Skip the pictures. Copy all the rest of the records down exactly.

» RECORDS FOR THE TASK

____________________

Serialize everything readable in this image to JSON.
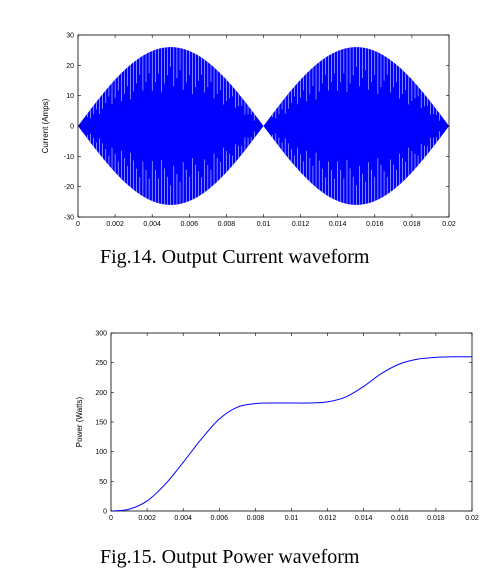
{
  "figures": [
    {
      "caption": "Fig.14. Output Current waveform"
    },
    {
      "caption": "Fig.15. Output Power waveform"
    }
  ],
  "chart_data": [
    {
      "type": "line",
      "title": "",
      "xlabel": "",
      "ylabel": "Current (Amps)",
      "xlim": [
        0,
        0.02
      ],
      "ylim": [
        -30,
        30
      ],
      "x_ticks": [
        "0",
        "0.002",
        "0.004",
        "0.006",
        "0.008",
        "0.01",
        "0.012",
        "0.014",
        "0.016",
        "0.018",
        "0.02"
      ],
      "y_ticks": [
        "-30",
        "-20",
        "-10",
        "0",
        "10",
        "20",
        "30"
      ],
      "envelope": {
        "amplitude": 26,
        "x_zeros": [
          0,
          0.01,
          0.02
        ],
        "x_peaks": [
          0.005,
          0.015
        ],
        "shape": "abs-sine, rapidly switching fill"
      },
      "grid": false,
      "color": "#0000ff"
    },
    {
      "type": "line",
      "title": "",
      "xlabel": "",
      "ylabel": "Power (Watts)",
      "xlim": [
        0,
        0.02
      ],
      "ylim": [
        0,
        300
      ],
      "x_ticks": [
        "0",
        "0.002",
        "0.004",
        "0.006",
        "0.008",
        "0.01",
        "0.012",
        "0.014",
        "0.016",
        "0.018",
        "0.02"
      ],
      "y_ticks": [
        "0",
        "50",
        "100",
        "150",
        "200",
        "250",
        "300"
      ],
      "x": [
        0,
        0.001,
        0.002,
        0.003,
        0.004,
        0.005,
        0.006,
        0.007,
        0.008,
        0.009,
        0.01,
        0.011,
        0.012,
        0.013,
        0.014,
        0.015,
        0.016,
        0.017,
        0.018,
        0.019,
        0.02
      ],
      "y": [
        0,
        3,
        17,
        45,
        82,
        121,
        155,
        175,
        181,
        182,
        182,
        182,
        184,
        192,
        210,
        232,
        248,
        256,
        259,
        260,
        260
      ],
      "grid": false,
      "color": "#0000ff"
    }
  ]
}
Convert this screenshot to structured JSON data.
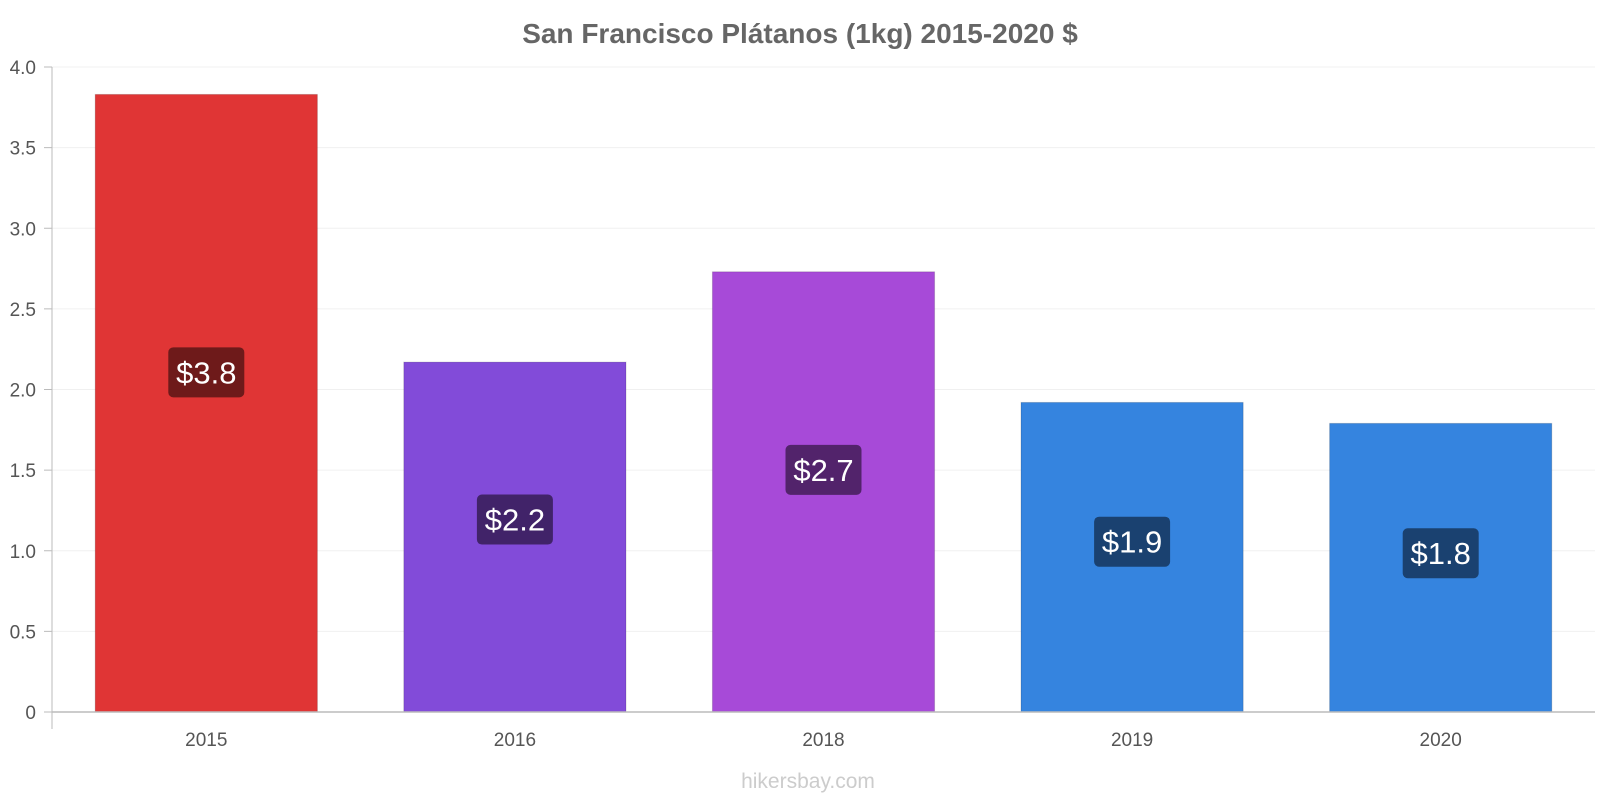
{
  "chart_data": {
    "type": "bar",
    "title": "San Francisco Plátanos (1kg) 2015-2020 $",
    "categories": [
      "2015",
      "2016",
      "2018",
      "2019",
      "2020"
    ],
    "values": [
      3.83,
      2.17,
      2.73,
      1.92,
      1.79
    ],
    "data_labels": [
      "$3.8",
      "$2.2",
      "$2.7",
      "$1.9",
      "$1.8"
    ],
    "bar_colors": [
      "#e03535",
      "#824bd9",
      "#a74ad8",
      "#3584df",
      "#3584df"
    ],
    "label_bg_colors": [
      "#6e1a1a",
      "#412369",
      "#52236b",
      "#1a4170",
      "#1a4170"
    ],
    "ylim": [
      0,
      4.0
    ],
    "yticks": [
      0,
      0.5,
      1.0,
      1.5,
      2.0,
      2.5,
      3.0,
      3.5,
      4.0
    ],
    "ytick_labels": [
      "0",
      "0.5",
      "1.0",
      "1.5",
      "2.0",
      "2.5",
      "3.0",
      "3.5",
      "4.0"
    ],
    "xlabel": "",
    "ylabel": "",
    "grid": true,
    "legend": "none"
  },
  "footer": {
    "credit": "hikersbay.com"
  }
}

____________________

» ANSWER TO THE TASK
Serialize everything readable in this image to JSON.
{
  "figures": [
    {
      "caption": "Fig.14. Output Current waveform"
    },
    {
      "caption": "Fig.15. Output Power waveform"
    }
  ],
  "chart_data": [
    {
      "type": "line",
      "title": "",
      "xlabel": "",
      "ylabel": "Current (Amps)",
      "xlim": [
        0,
        0.02
      ],
      "ylim": [
        -30,
        30
      ],
      "x_ticks": [
        "0",
        "0.002",
        "0.004",
        "0.006",
        "0.008",
        "0.01",
        "0.012",
        "0.014",
        "0.016",
        "0.018",
        "0.02"
      ],
      "y_ticks": [
        "-30",
        "-20",
        "-10",
        "0",
        "10",
        "20",
        "30"
      ],
      "envelope": {
        "amplitude": 26,
        "x_zeros": [
          0,
          0.01,
          0.02
        ],
        "x_peaks": [
          0.005,
          0.015
        ],
        "shape": "abs-sine, rapidly switching fill"
      },
      "grid": false,
      "color": "#0000ff"
    },
    {
      "type": "line",
      "title": "",
      "xlabel": "",
      "ylabel": "Power (Watts)",
      "xlim": [
        0,
        0.02
      ],
      "ylim": [
        0,
        300
      ],
      "x_ticks": [
        "0",
        "0.002",
        "0.004",
        "0.006",
        "0.008",
        "0.01",
        "0.012",
        "0.014",
        "0.016",
        "0.018",
        "0.02"
      ],
      "y_ticks": [
        "0",
        "50",
        "100",
        "150",
        "200",
        "250",
        "300"
      ],
      "x": [
        0,
        0.001,
        0.002,
        0.003,
        0.004,
        0.005,
        0.006,
        0.007,
        0.008,
        0.009,
        0.01,
        0.011,
        0.012,
        0.013,
        0.014,
        0.015,
        0.016,
        0.017,
        0.018,
        0.019,
        0.02
      ],
      "y": [
        0,
        3,
        17,
        45,
        82,
        121,
        155,
        175,
        181,
        182,
        182,
        182,
        184,
        192,
        210,
        232,
        248,
        256,
        259,
        260,
        260
      ],
      "grid": false,
      "color": "#0000ff"
    }
  ]
}
Convert this screenshot to structured JSON data.
{
  "chart_data": {
    "type": "bar",
    "title": "San Francisco Plátanos (1kg) 2015-2020 $",
    "categories": [
      "2015",
      "2016",
      "2018",
      "2019",
      "2020"
    ],
    "values": [
      3.83,
      2.17,
      2.73,
      1.92,
      1.79
    ],
    "data_labels": [
      "$3.8",
      "$2.2",
      "$2.7",
      "$1.9",
      "$1.8"
    ],
    "bar_colors": [
      "#e03535",
      "#824bd9",
      "#a74ad8",
      "#3584df",
      "#3584df"
    ],
    "label_bg_colors": [
      "#6e1a1a",
      "#412369",
      "#52236b",
      "#1a4170",
      "#1a4170"
    ],
    "ylim": [
      0,
      4.0
    ],
    "yticks": [
      0,
      0.5,
      1.0,
      1.5,
      2.0,
      2.5,
      3.0,
      3.5,
      4.0
    ],
    "ytick_labels": [
      "0",
      "0.5",
      "1.0",
      "1.5",
      "2.0",
      "2.5",
      "3.0",
      "3.5",
      "4.0"
    ],
    "xlabel": "",
    "ylabel": "",
    "grid": true,
    "legend": "none"
  },
  "footer": {
    "credit": "hikersbay.com"
  }
}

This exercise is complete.